In the records below, reproduce word for word every line between the line holding "- ice-value-label: 0.21: [630, 189, 653, 201]" and the line holding "- colorbar-cell: [473, 666, 507, 679]", inclusive.

:::

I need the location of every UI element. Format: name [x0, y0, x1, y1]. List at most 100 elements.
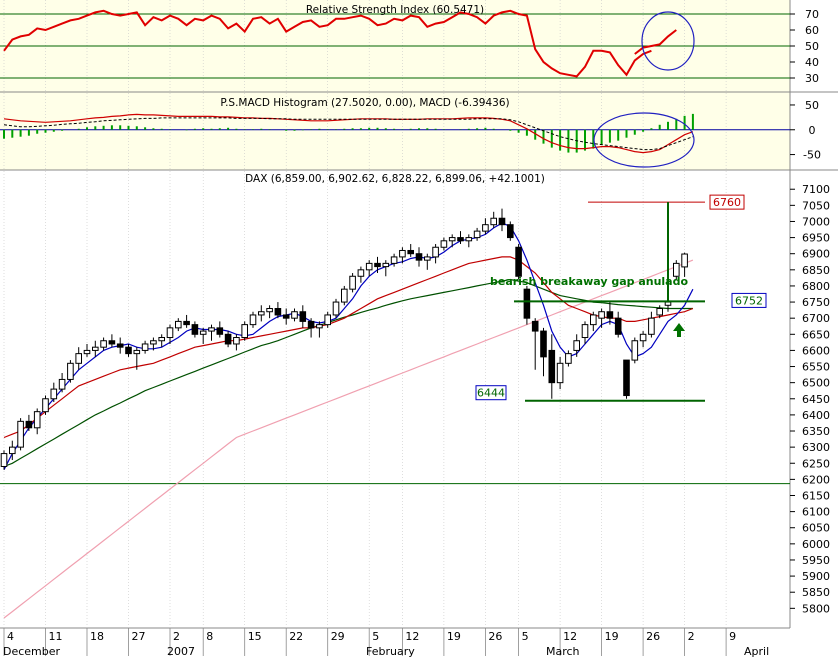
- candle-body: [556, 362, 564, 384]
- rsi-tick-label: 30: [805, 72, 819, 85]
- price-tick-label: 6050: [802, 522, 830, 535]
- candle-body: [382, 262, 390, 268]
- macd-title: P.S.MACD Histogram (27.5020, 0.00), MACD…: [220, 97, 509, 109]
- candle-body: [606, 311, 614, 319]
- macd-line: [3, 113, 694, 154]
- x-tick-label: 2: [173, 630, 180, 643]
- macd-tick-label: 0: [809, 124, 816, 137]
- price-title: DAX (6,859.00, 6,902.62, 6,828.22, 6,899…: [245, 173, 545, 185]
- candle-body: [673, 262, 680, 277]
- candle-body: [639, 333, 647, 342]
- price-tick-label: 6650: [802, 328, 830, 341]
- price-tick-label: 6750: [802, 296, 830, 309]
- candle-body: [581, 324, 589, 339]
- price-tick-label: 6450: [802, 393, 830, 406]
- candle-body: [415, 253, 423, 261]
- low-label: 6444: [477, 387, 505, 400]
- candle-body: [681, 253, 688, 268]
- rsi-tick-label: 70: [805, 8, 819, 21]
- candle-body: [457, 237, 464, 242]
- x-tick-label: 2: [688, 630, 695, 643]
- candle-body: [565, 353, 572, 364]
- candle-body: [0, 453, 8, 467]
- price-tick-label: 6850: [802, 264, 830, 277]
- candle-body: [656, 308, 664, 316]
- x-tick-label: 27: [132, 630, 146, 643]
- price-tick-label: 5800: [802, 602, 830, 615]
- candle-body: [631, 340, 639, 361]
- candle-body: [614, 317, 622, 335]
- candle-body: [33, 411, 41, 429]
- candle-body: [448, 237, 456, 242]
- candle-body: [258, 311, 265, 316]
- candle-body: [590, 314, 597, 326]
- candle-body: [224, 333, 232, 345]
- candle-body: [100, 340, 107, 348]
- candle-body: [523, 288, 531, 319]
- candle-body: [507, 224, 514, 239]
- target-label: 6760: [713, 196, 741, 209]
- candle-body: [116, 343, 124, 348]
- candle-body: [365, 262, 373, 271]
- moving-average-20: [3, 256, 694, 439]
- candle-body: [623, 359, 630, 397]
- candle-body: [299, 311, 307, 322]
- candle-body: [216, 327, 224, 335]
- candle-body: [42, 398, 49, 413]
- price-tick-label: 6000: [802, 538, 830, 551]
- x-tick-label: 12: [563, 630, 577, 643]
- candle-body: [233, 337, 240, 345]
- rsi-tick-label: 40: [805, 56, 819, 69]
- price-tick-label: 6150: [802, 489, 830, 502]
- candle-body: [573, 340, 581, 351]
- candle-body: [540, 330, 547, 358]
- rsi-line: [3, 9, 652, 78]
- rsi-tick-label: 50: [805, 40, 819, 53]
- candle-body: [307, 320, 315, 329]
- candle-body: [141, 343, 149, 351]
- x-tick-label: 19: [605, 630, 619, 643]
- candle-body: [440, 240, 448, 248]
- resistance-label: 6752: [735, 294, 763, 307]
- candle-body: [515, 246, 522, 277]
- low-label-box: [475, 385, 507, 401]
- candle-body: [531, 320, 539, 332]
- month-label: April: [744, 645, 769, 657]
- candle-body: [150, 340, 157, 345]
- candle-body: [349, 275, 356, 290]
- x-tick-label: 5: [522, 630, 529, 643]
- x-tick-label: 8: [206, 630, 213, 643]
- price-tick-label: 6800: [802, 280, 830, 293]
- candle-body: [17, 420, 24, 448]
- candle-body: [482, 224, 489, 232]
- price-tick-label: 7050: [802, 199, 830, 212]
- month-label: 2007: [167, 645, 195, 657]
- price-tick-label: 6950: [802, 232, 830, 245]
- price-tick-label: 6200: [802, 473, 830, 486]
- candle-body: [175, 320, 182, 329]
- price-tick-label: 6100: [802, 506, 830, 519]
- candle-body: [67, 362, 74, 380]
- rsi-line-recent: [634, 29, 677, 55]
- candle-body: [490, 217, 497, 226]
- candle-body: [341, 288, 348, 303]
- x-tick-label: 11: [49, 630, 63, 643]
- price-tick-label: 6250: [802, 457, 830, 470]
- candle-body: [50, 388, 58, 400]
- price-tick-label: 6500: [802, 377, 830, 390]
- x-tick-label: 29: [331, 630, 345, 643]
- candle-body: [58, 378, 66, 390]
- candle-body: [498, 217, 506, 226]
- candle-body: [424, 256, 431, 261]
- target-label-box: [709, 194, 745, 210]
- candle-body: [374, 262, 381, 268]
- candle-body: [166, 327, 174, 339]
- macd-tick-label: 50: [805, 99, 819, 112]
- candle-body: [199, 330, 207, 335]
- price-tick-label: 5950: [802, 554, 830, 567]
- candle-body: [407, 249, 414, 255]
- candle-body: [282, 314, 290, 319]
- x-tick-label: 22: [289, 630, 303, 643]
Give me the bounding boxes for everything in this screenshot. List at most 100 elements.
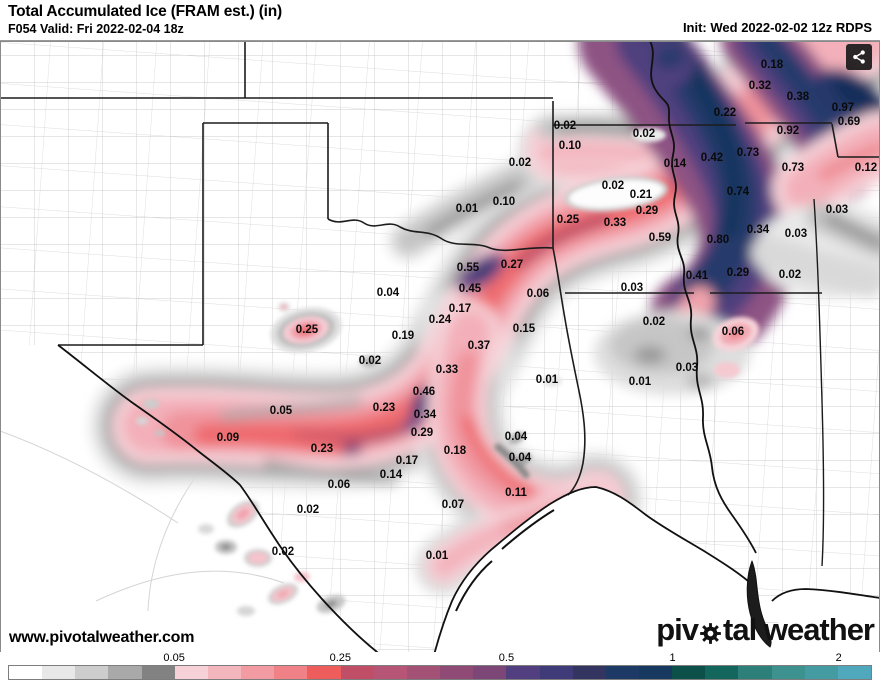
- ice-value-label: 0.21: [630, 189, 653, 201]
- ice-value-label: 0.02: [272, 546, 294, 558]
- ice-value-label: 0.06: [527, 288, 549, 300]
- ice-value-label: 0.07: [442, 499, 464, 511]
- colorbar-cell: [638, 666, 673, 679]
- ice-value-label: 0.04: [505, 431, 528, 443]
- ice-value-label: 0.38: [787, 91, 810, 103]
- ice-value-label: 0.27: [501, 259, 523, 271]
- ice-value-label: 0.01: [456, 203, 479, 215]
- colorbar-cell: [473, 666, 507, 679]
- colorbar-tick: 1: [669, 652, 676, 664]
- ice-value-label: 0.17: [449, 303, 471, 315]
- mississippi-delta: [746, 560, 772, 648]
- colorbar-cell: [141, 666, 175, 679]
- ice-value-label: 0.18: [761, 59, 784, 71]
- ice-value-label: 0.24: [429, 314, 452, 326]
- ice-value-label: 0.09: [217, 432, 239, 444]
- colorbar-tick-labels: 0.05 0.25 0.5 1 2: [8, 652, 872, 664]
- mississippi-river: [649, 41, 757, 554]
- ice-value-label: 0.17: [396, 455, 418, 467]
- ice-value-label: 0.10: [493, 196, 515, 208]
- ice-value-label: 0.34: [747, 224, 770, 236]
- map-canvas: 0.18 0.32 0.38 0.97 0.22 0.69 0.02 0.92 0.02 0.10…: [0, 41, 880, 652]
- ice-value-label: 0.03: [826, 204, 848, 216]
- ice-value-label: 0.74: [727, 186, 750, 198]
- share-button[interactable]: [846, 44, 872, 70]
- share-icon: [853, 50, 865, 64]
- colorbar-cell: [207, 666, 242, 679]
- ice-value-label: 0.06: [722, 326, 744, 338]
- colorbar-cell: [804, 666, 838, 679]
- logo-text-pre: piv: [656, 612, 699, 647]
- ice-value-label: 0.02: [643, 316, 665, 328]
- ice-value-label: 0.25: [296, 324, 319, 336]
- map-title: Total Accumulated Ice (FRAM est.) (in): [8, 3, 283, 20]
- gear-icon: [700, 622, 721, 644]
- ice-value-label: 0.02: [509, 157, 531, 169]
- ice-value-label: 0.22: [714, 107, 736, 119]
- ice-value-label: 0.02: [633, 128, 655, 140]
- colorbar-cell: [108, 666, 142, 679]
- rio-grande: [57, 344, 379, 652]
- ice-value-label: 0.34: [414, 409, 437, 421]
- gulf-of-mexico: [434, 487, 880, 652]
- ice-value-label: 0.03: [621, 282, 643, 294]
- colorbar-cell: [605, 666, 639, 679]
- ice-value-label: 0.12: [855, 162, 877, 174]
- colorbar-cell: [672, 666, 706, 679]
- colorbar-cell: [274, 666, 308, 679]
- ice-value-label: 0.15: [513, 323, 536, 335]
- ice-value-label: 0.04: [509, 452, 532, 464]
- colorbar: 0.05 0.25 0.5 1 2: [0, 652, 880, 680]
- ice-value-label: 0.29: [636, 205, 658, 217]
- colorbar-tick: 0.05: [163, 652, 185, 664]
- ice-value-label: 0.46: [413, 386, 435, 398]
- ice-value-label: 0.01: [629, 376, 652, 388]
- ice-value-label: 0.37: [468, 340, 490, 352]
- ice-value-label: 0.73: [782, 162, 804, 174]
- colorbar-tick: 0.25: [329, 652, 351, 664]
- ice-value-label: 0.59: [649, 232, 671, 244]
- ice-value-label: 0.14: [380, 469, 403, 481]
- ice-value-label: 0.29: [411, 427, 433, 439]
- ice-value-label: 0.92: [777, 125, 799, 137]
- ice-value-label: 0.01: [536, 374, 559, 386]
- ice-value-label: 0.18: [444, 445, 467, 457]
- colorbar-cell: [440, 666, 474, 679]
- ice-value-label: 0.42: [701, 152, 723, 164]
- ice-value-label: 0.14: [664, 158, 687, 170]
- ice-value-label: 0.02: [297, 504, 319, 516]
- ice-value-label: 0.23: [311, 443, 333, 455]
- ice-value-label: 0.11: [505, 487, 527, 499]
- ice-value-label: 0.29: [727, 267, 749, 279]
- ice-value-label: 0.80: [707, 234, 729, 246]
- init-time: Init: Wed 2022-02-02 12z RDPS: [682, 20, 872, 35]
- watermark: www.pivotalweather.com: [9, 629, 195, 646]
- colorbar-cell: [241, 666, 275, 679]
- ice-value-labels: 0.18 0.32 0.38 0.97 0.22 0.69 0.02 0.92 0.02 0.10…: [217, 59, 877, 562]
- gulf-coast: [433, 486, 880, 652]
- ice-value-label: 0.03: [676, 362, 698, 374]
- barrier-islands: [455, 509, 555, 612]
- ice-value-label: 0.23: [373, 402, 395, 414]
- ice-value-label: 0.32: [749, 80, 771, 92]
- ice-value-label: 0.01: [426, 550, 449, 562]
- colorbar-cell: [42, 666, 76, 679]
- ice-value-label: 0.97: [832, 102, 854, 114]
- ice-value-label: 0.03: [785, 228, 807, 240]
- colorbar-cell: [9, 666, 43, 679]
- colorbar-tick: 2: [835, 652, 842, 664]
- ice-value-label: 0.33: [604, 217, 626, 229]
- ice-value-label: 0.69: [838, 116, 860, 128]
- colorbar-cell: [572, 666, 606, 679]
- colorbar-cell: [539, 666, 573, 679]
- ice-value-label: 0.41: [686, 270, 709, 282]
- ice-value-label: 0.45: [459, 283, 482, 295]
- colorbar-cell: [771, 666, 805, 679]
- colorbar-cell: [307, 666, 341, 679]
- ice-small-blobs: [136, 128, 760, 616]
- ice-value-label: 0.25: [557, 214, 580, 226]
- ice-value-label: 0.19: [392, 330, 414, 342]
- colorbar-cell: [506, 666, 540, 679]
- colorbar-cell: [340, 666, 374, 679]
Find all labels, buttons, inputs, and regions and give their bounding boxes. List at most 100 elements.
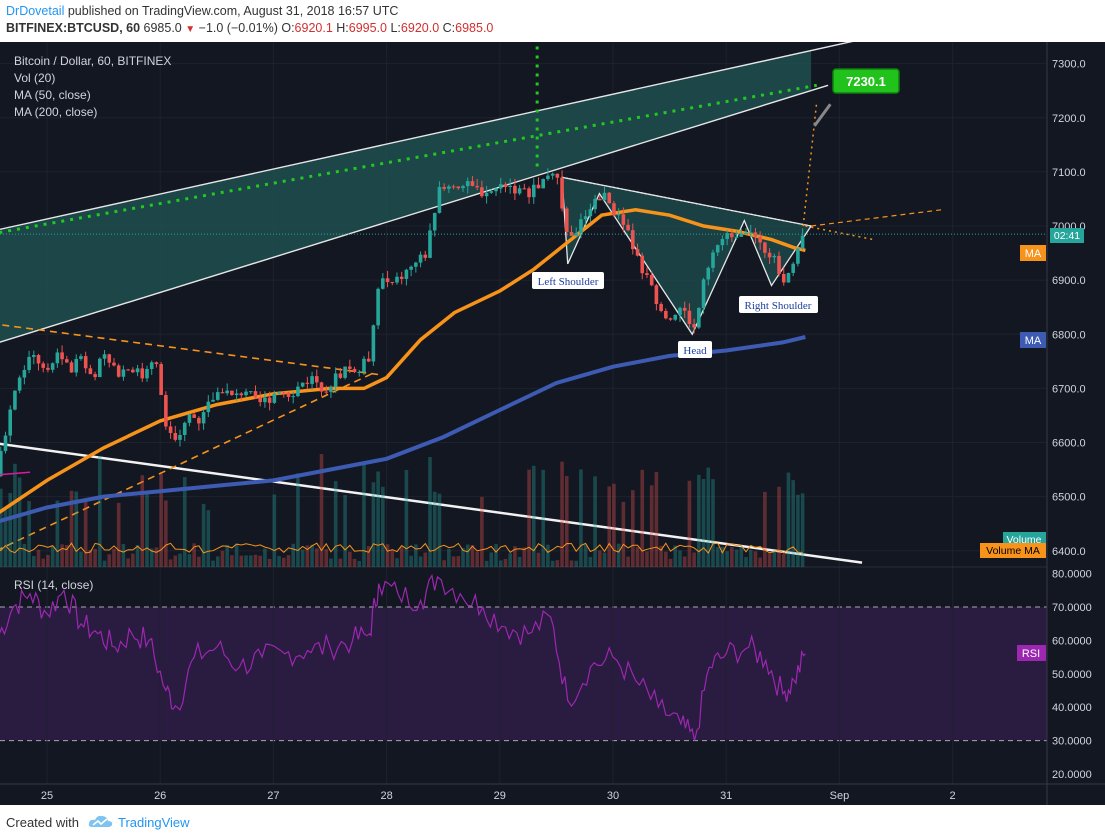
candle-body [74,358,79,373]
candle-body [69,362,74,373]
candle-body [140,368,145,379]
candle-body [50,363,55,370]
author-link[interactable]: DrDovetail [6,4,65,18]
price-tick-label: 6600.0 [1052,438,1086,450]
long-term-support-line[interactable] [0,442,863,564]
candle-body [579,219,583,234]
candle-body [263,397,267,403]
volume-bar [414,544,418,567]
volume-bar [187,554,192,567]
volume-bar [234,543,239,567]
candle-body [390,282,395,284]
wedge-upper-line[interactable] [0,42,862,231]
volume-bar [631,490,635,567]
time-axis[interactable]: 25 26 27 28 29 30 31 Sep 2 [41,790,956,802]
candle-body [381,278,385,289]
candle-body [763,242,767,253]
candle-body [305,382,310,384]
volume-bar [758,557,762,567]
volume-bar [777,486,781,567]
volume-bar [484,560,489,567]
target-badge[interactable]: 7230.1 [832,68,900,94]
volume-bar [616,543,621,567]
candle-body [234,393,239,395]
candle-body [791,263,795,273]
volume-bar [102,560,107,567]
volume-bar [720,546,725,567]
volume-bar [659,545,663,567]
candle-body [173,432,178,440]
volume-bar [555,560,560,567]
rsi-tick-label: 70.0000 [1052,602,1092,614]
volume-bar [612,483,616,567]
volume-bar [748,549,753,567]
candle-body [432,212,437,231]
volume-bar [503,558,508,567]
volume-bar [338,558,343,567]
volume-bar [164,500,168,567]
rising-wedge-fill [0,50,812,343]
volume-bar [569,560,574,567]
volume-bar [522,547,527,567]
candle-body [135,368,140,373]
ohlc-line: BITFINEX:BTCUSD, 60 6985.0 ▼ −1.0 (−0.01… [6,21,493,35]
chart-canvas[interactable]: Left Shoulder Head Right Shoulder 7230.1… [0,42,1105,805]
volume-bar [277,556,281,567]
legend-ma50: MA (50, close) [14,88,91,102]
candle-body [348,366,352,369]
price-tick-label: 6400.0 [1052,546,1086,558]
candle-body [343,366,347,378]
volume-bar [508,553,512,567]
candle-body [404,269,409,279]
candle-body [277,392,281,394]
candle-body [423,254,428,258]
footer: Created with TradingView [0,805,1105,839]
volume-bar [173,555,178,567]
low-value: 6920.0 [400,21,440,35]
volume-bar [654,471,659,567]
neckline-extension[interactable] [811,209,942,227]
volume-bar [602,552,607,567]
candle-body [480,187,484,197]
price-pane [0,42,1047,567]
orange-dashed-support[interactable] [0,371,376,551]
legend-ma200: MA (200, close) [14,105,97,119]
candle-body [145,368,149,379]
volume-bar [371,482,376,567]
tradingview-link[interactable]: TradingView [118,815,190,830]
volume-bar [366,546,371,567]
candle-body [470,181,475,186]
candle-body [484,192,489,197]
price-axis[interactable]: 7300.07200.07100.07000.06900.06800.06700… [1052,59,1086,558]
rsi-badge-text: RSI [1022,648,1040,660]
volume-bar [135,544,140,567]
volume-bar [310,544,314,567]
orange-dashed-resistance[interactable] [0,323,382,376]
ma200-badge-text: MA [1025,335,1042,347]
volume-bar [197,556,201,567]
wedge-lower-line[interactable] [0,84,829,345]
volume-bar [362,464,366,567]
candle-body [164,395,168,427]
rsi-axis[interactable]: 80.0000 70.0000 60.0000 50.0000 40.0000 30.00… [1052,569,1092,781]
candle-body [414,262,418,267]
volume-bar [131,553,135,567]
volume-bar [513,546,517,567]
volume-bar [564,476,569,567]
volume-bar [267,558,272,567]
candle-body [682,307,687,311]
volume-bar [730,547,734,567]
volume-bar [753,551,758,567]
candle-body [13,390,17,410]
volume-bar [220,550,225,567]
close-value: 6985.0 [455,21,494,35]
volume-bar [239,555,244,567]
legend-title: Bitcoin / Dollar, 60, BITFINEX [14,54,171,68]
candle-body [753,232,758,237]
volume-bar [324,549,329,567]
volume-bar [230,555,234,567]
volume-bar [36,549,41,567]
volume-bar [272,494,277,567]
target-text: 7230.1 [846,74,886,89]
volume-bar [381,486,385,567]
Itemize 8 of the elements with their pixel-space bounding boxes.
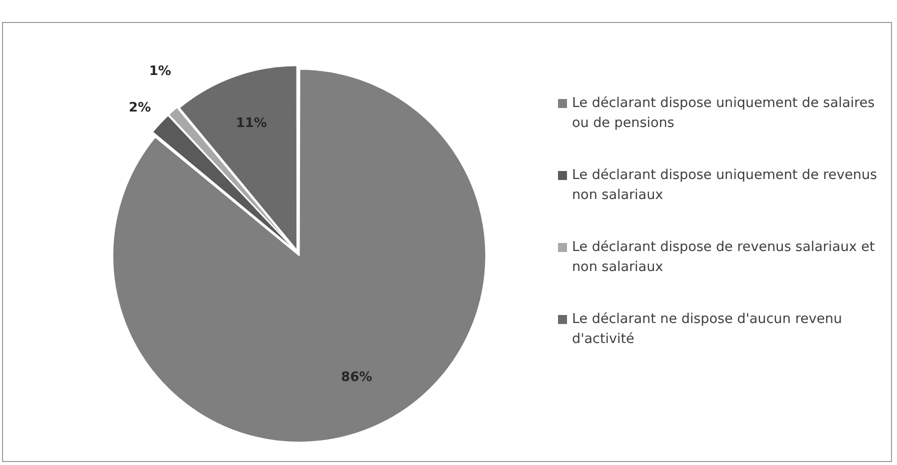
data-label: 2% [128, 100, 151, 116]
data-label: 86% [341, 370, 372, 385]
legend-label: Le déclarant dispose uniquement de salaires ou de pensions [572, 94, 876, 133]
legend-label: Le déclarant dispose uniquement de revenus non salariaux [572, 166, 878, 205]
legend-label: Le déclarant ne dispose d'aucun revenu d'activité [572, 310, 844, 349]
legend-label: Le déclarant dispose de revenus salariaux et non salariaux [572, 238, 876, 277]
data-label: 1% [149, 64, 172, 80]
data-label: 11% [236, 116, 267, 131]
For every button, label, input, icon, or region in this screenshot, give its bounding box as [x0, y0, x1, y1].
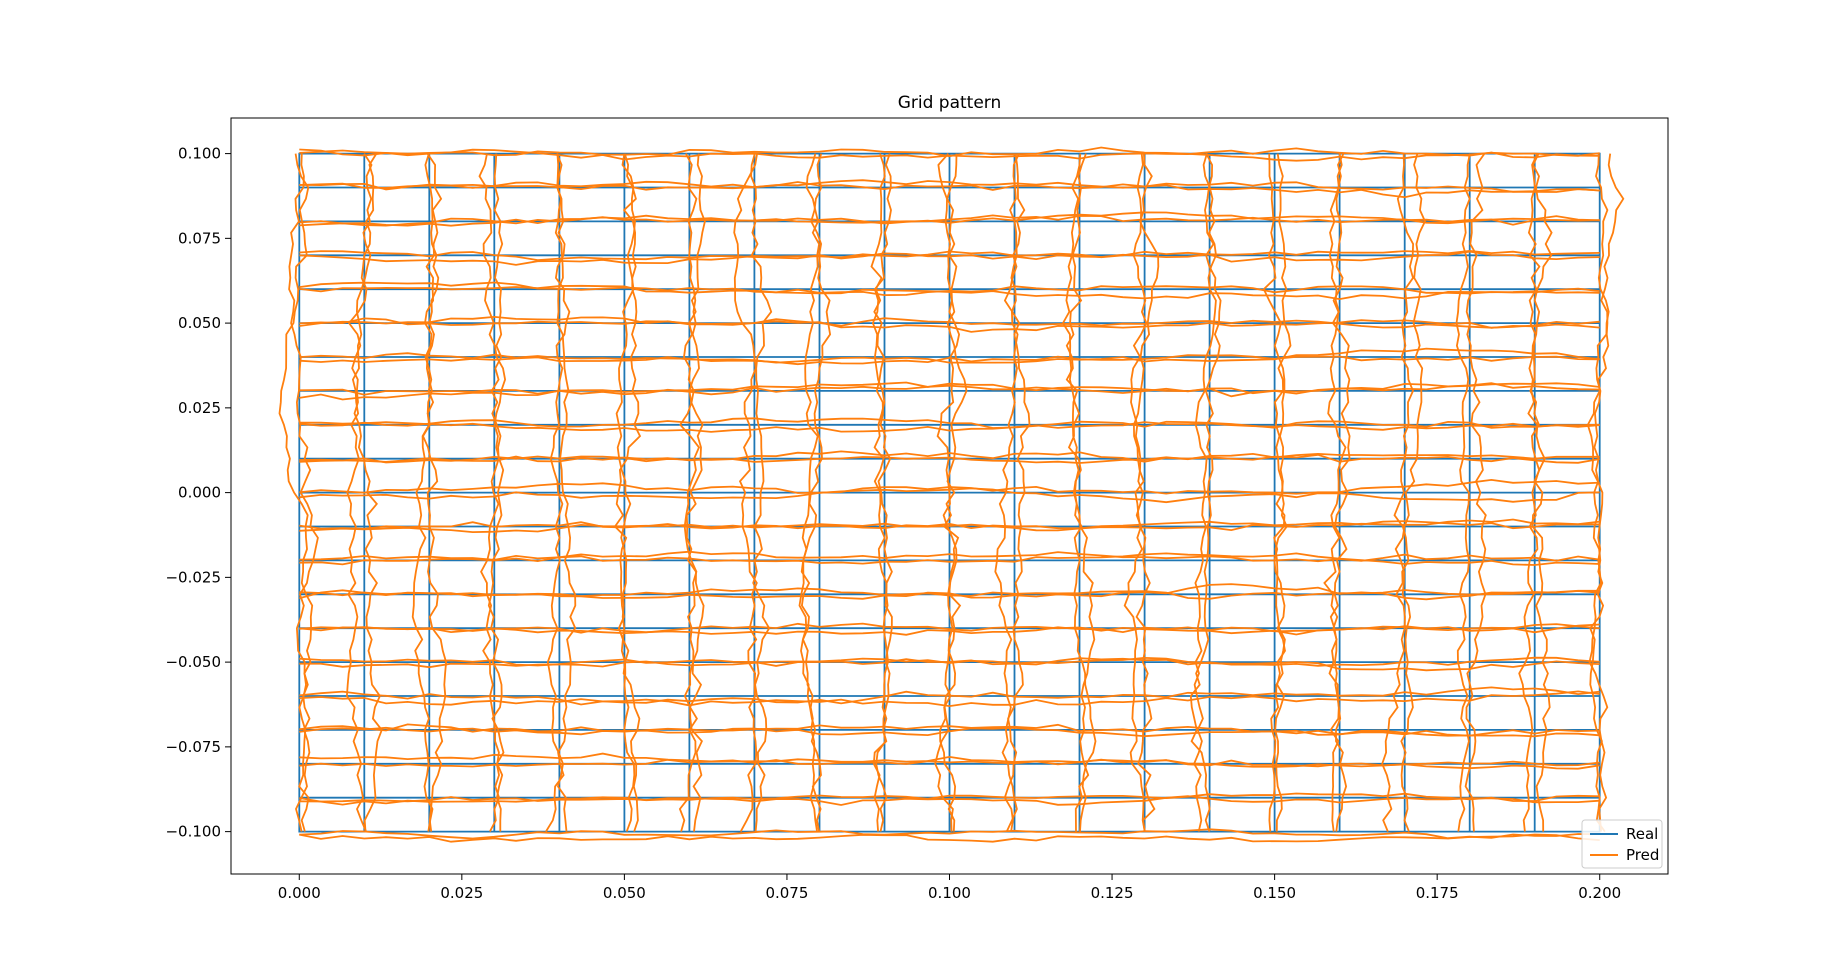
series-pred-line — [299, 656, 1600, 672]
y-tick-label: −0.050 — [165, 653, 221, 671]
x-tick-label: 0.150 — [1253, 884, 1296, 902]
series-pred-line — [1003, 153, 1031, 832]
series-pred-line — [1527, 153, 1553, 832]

:::

§ Reply:
- ice-value-label: 0.21: [630, 189, 653, 201]
- ice-value-label: 0.02: [272, 546, 294, 558]
- ice-value-label: 0.06: [527, 288, 549, 300]
- ice-value-label: 0.07: [442, 499, 464, 511]
- colorbar-cell: [638, 666, 673, 679]
- ice-value-label: 0.04: [505, 431, 528, 443]
- ice-value-label: 0.38: [787, 91, 810, 103]
- ice-value-label: 0.27: [501, 259, 523, 271]
- ice-value-label: 0.01: [456, 203, 479, 215]
- colorbar-cell: [473, 666, 507, 679]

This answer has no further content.